▶ **PROBLEM DETAILS**
Retype exactly the lines that start at the line with "Convert this document image to plain text." and end at the final line, both included, and leave out every picture.
* begin TASK INPUT *
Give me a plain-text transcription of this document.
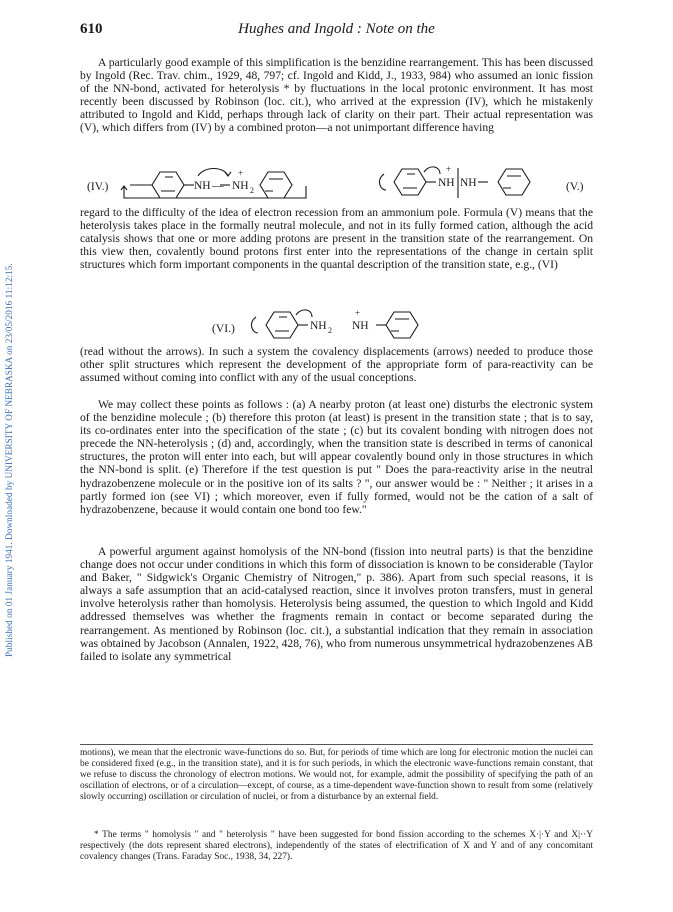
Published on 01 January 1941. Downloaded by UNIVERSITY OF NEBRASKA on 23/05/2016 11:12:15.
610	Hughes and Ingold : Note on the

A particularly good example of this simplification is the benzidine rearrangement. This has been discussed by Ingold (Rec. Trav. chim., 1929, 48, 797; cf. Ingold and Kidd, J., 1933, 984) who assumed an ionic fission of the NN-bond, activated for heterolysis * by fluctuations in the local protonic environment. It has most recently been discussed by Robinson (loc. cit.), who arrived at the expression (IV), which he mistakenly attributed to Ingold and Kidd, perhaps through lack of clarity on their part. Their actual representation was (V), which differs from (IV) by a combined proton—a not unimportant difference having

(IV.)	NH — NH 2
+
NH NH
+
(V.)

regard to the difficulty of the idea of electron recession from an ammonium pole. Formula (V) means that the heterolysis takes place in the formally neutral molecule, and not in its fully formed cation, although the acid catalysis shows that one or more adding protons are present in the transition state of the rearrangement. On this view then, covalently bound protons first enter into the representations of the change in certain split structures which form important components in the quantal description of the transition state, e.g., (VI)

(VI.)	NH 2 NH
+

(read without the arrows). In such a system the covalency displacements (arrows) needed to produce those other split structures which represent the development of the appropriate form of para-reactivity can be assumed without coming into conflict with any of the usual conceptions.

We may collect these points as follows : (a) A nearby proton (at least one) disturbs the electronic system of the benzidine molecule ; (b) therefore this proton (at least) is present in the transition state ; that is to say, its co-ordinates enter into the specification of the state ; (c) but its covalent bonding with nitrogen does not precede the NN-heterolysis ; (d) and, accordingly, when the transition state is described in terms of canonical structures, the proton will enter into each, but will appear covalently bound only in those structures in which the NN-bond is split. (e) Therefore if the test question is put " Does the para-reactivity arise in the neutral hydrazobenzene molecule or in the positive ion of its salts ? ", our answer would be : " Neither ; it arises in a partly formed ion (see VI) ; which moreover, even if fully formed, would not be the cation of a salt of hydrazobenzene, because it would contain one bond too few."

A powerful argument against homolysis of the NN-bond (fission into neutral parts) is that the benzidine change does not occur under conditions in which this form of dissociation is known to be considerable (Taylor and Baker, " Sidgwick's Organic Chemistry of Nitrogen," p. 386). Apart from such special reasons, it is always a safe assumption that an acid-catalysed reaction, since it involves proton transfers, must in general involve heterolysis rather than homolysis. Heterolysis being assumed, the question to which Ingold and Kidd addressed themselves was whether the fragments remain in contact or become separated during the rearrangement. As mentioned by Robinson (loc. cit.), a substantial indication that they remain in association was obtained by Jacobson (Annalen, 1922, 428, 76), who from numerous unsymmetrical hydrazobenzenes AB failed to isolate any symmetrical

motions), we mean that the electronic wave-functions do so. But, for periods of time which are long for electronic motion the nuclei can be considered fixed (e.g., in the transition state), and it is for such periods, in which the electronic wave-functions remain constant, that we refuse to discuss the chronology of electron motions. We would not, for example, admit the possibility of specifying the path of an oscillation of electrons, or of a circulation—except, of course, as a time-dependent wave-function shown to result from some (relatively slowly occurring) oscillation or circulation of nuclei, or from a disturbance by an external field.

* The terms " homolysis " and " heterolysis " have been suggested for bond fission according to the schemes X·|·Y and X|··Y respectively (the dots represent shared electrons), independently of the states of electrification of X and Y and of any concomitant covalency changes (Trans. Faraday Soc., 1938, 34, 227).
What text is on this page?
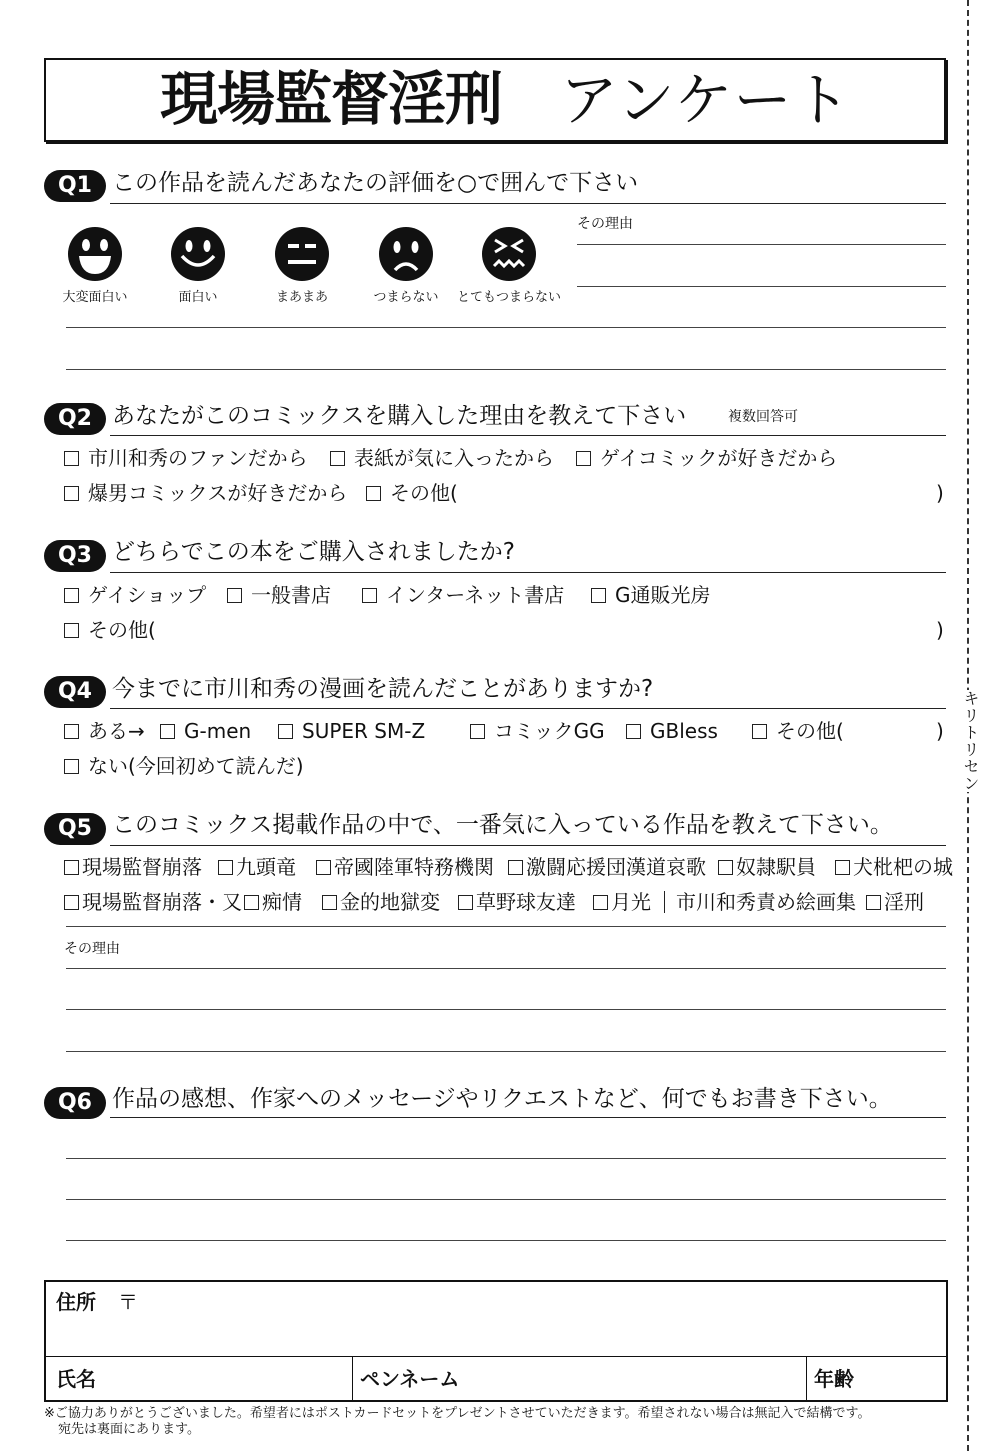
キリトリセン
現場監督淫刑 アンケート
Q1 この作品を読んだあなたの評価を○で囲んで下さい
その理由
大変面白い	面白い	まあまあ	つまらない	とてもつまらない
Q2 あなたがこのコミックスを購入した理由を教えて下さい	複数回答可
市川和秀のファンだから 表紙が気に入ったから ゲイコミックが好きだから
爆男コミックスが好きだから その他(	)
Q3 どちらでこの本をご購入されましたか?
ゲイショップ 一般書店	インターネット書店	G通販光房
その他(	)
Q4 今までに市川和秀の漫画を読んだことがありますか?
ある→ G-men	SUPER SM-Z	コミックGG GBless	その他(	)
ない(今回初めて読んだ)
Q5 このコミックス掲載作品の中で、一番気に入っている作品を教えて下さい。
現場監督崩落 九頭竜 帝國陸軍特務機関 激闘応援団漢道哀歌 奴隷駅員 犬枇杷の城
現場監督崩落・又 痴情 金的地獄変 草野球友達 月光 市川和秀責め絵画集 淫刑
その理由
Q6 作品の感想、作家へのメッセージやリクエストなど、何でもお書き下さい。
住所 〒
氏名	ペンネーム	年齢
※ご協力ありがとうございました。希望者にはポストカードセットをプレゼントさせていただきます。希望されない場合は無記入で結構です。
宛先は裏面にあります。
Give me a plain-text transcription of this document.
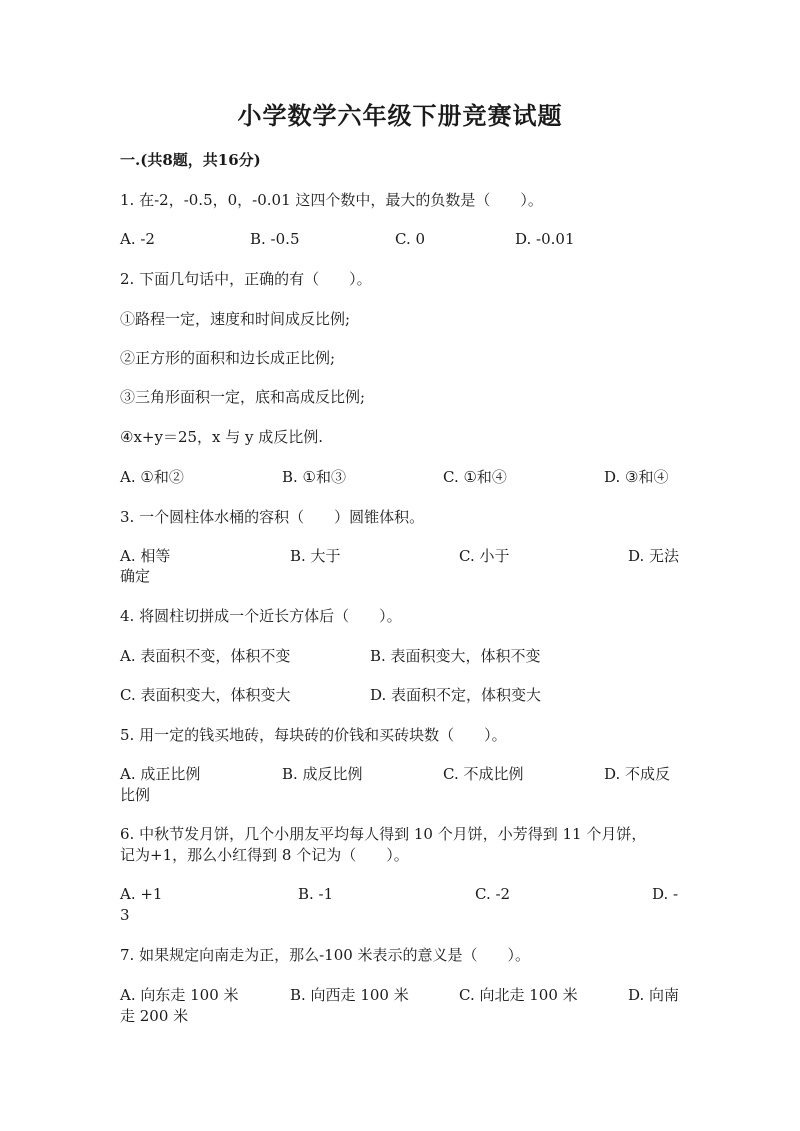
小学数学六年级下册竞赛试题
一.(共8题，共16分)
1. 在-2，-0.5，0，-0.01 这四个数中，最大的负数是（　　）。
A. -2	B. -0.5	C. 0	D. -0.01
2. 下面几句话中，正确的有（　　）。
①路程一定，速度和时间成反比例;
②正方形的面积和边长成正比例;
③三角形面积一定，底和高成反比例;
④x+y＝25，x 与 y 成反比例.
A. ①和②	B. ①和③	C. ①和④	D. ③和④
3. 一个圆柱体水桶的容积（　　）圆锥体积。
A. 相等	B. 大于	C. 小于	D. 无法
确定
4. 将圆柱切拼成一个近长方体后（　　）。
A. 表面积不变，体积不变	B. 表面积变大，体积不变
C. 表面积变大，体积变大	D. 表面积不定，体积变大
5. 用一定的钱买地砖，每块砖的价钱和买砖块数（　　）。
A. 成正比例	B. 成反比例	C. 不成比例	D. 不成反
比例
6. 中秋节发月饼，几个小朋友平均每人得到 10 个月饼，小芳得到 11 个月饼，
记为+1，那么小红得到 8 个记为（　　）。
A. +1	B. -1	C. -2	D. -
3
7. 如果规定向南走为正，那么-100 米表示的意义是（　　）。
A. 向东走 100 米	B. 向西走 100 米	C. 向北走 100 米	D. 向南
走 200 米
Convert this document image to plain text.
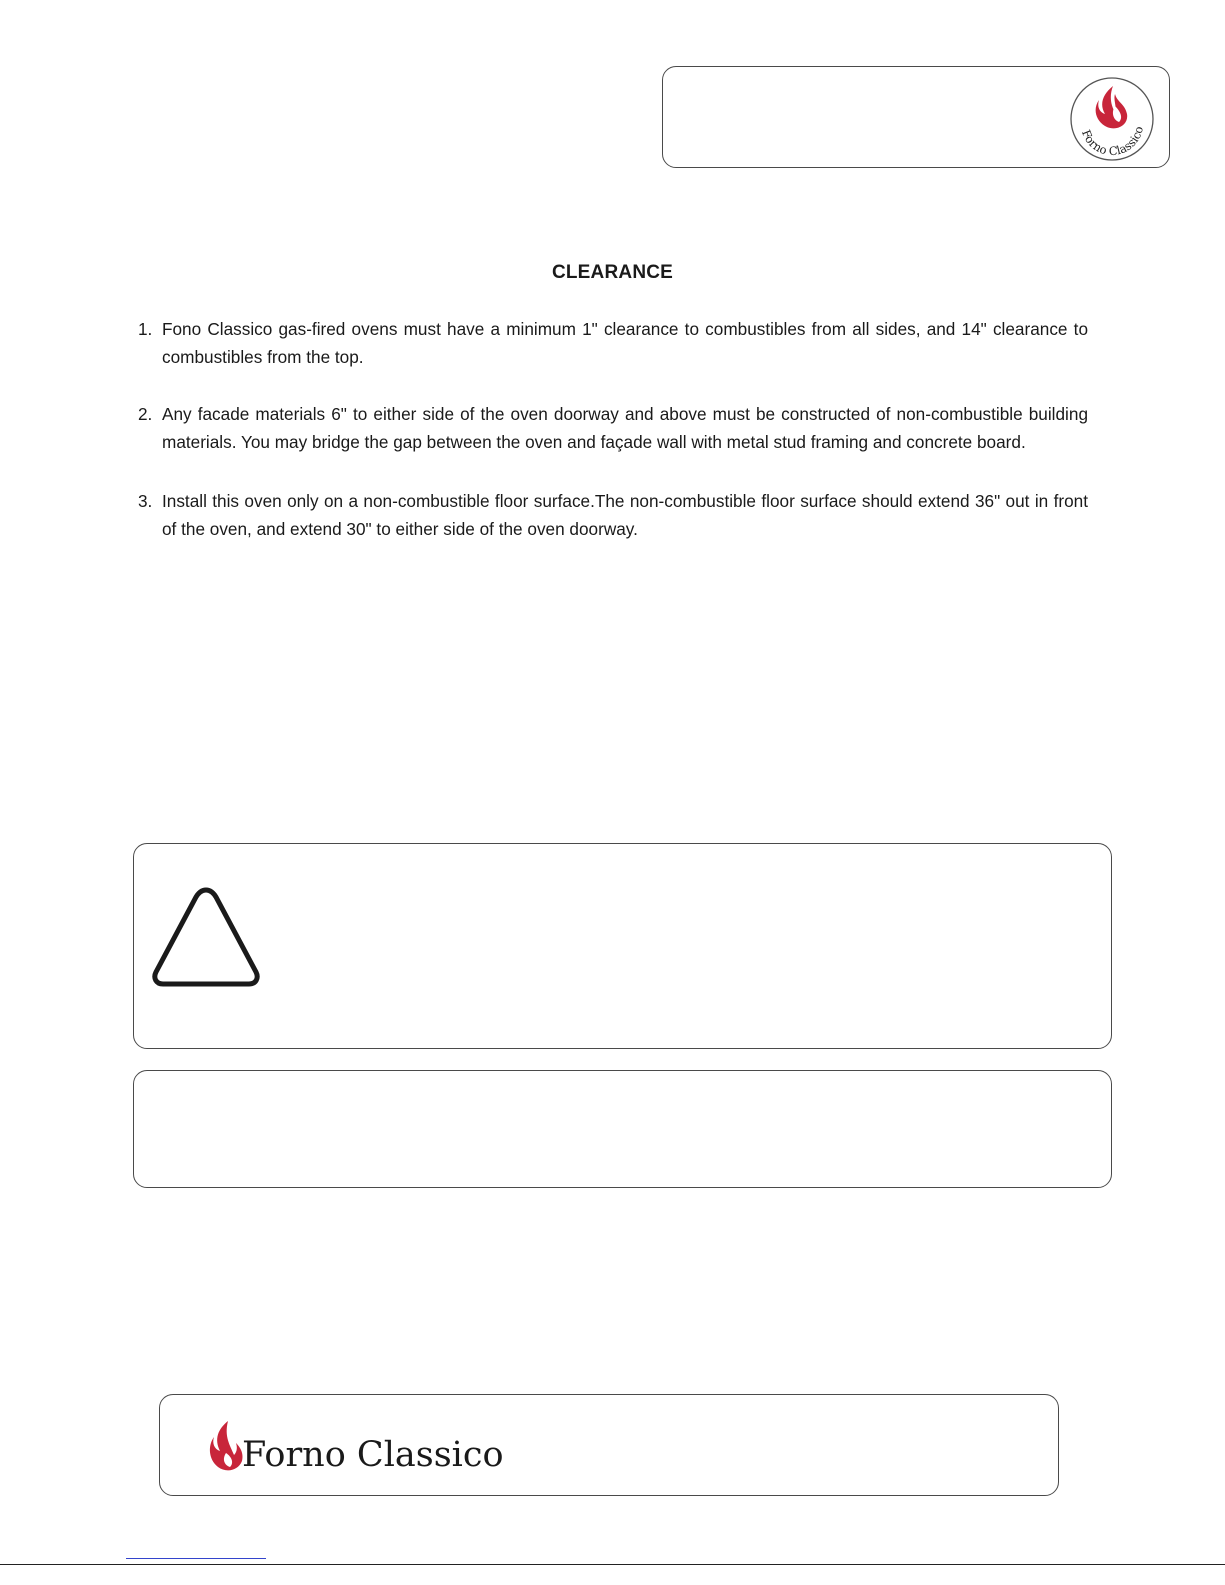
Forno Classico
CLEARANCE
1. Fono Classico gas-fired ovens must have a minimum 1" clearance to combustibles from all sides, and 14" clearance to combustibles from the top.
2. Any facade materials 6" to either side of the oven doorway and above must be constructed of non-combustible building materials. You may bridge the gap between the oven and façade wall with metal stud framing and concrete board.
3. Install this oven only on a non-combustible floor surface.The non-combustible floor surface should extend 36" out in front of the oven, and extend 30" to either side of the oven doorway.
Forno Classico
* end TASK INPUT *
▶ **FINAL RESULT**
Convert this document image to plain text.
Forno Classico
CLEARANCE
1. Fono Classico gas-fired ovens must have a minimum 1" clearance to combustibles from all sides, and 14" clearance to combustibles from the top.
2. Any facade materials 6" to either side of the oven doorway and above must be constructed of non-combustible building materials. You may bridge the gap between the oven and façade wall with metal stud framing and concrete board.
3. Install this oven only on a non-combustible floor surface.The non-combustible floor surface should extend 36" out in front of the oven, and extend 30" to either side of the oven doorway.
Forno Classico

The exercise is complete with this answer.